Stated goal :: Decide whether each statement, (a), (b) and (c), agrees with the forum discussion below. Answer yes or no for each, quoting the deciding words. (a) Mike claims that reading assignments are the only answer to game design problems. (b) Kester Pelagius holds that the right response depends on the question asked. (c) Andy presents his comment as a footnote to Mike's rant.

Hey all, sorry if this was said earlier, but there's one thing I felt I had to add:

Surely, the issue that Mike brought up is very valid.  However, on the other hand, I wince inside when I see someone who has an idea of what they want to do and what they are looking for post here, and then immediately get feedback in the form of a laundry list of dozens of games and articles, saying "read this, and this, and this..." or "Your idea is very X-like, so you should check out that game. I also sense a flavor of Y in there, so make sure you buy and read Y as well"...

No offense or anything, it's just something I see a lot.  And surely the spirit there is to get the folks thinking critically in their project and to see what else has been done so that they don't reinvent the wheel...

...but then there's the redneck in me who thinks, "All this hauty-tauty high-falutin' gamespeak is jus' confusing the tyke!"

Comments? Sorry, this may deserve a thread of its own, but I thought it fits as a footnote in Mike's glorious rant. :)

-Andy
The Story Games Community - It's like RPGNet for small press games and new play styles.

Mike Holmes

Quote from: Andy Kitkowski...but then there's the redneck in me who thinks, "All this hauty-tauty high-falutin' gamespeak is jus' confusing the tyke!"
Hey, Andy, if the question is simple, and there's some answer we can give that'll help the person that isn't a reading assignment, then we give it. But when a person says, "Lookee here, I got this nifty new system and I'm looking for some critique," and the system presented turns out to be a modification of D&D that's not as good as Rolemaster, what would you have us do? Suggest a better magic system? Rework his experience point system? Rewrite the entire game for him?  

Show me a case where the answer we could have given was inappropriate. I'm not saying that reading assignments are the only answer to solving game design problems. But they are the most appropriate in certain situations. If all we did was point people to articles and reading lists, I'd agree with you. But we do more than that.

Mike
Member of Indie Netgaming
-Get your indie game fix online.

Kester Pelagius

Greetings Andy,

Quote from: Andy KitkowskiSurely, the issue that Mike brought up is very valid.  However, on the other hand, I wince inside when I see someone who has an idea of what they want to do and what they are looking for post here, and then immediately get feedback in the form of a laundry list of dozens of games and articles, saying "read this, and this, and this..." or "Your idea is very X-like, so you should check out that game. I also sense a flavor of Y in there, so make sure you buy and read Y as well"...

It really all depends on the question asked.

There are questions I have posted that, by necessity, were vague.  I say necessity because I just wanted a general opinion but, the folks at The Forge being the wonderful sort they are, they immediately feel that the question asked if probably rooted in something deeper.  Which, as it happens, is usually the case with most questions posted in the forums here.

Then again even a (percieved) snide response is better than no response at all, don't you think?

Too, I think a lot of it has to do with the fact that many of the old timers here have probably seen a lot of folks posting about there 'wonderful new idea' only to see nothing more about it.  Which must make a lot of folks rather pensive about posting too much, especially since it's likely that only one out of every ten or so people who post something are likely to actually get to the actual 'have game ready to play test' stage.

Take me, as a example.  When I first came here I had what I thought would be a nifty idea (search my early threads if you really want to know) but what happened with it?  Does anyone remember what it was?

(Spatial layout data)
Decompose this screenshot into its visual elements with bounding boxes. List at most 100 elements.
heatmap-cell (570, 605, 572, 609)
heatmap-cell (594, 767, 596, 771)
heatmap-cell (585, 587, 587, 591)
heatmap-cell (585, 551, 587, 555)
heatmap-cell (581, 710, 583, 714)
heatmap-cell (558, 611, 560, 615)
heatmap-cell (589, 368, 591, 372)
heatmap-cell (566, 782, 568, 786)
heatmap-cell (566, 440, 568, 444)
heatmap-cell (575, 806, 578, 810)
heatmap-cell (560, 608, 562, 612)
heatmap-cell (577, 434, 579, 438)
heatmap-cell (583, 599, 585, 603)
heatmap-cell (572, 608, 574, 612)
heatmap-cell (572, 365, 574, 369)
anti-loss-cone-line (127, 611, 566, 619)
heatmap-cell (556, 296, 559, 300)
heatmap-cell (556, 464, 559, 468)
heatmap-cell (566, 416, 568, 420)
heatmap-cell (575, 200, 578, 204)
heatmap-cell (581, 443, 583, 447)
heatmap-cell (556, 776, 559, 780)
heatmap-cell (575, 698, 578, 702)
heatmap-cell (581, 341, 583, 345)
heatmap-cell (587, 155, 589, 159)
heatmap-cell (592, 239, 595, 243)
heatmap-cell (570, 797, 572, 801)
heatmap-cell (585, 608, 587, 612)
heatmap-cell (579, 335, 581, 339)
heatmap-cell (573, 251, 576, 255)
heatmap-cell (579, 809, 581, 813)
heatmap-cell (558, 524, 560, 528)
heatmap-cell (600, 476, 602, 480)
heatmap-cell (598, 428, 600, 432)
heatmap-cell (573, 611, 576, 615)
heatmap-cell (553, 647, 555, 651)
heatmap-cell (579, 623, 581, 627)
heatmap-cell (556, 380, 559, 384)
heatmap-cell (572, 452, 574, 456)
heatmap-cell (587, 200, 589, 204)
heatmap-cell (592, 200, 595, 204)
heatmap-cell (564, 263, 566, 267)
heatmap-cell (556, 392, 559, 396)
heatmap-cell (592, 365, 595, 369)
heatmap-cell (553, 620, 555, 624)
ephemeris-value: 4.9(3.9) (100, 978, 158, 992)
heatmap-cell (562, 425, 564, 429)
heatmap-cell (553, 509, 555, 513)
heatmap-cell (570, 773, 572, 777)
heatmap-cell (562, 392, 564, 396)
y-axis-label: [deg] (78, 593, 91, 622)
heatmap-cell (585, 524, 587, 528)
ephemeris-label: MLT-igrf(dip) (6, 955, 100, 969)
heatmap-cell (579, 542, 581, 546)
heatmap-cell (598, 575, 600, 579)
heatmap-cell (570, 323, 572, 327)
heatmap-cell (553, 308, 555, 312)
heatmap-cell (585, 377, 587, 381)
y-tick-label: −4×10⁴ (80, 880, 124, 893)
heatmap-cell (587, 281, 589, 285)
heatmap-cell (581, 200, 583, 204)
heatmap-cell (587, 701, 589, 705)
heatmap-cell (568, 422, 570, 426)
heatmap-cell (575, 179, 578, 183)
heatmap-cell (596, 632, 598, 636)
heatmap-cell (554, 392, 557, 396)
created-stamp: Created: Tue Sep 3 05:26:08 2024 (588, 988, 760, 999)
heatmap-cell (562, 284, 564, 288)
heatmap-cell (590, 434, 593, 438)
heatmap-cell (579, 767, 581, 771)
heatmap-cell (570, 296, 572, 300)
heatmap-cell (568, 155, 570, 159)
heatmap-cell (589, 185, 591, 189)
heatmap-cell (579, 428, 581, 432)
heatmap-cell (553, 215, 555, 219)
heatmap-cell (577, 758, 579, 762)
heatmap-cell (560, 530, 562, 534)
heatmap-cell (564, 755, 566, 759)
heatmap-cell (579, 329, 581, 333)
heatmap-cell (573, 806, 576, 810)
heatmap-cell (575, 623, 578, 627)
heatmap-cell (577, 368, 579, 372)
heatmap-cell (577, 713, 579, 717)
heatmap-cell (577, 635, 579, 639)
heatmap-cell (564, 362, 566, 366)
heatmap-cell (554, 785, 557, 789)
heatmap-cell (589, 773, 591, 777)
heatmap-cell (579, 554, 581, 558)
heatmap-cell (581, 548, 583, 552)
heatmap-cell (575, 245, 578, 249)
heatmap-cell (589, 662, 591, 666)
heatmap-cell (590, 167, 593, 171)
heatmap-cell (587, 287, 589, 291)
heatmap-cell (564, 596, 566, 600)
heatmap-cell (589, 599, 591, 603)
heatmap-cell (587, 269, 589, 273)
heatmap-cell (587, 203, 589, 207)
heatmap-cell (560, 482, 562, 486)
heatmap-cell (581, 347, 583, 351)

Solution below ::
(a) No: "I'm not saying that reading assignments are the only answer to solving game design problems."
(b) Yes: "It really all depends on the question asked."
(c) Yes: "I thought it fits as a footnote in Mike's glorious rant."